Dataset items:

::::

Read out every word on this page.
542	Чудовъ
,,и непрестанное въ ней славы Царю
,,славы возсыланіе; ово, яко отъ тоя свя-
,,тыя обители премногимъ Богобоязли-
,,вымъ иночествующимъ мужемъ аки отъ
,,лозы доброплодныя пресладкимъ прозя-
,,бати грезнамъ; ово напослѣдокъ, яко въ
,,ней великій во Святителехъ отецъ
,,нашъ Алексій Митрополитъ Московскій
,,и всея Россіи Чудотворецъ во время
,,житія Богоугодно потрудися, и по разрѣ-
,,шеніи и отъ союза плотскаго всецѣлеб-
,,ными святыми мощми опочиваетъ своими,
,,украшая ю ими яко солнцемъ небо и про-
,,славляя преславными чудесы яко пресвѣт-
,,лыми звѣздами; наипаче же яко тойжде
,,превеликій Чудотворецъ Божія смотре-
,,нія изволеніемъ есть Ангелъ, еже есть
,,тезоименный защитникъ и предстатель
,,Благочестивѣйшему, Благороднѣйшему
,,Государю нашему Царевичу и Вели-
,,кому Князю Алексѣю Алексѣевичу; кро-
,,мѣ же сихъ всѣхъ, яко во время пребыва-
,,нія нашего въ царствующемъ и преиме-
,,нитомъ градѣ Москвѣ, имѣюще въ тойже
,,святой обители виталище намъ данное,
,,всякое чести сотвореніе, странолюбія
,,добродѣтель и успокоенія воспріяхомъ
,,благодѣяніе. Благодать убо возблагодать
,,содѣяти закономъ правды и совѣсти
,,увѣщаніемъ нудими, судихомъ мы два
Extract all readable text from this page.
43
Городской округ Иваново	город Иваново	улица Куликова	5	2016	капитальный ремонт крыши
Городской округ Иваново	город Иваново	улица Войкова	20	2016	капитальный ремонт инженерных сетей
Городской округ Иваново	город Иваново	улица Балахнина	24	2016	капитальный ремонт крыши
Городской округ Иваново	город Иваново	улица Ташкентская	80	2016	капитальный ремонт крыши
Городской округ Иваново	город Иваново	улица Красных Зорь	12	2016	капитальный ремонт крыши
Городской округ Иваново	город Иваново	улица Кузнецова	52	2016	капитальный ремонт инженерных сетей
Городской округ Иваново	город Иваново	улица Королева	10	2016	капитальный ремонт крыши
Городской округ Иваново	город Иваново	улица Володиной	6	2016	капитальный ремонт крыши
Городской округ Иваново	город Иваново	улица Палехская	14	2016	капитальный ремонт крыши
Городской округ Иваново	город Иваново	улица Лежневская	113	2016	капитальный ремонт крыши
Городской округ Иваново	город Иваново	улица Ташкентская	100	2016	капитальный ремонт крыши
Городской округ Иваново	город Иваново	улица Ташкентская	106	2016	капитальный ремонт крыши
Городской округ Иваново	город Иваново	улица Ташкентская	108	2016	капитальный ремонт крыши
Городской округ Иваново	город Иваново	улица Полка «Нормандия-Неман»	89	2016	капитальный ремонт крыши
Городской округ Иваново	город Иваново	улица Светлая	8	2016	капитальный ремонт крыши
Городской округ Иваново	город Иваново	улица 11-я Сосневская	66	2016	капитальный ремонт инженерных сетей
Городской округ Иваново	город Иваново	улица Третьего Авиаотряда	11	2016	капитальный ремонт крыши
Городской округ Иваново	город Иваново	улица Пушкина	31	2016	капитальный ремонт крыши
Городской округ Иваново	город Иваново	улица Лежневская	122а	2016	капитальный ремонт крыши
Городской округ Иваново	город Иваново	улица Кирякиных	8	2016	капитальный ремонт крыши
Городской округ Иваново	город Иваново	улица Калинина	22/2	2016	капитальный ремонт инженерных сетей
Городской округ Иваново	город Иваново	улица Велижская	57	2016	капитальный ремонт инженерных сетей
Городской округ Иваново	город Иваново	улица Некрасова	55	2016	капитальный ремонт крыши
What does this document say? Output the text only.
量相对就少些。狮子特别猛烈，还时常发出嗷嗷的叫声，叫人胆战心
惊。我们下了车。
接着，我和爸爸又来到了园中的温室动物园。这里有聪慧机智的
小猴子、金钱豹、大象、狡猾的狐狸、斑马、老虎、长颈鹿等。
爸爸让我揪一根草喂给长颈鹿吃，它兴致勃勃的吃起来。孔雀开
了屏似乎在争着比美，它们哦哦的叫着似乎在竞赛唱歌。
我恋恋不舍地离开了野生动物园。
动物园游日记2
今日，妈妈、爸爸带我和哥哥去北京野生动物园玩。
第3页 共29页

::::

Extract lines where the string "page" occurs.

Read out every word on this page.
Extract all readable text from this page.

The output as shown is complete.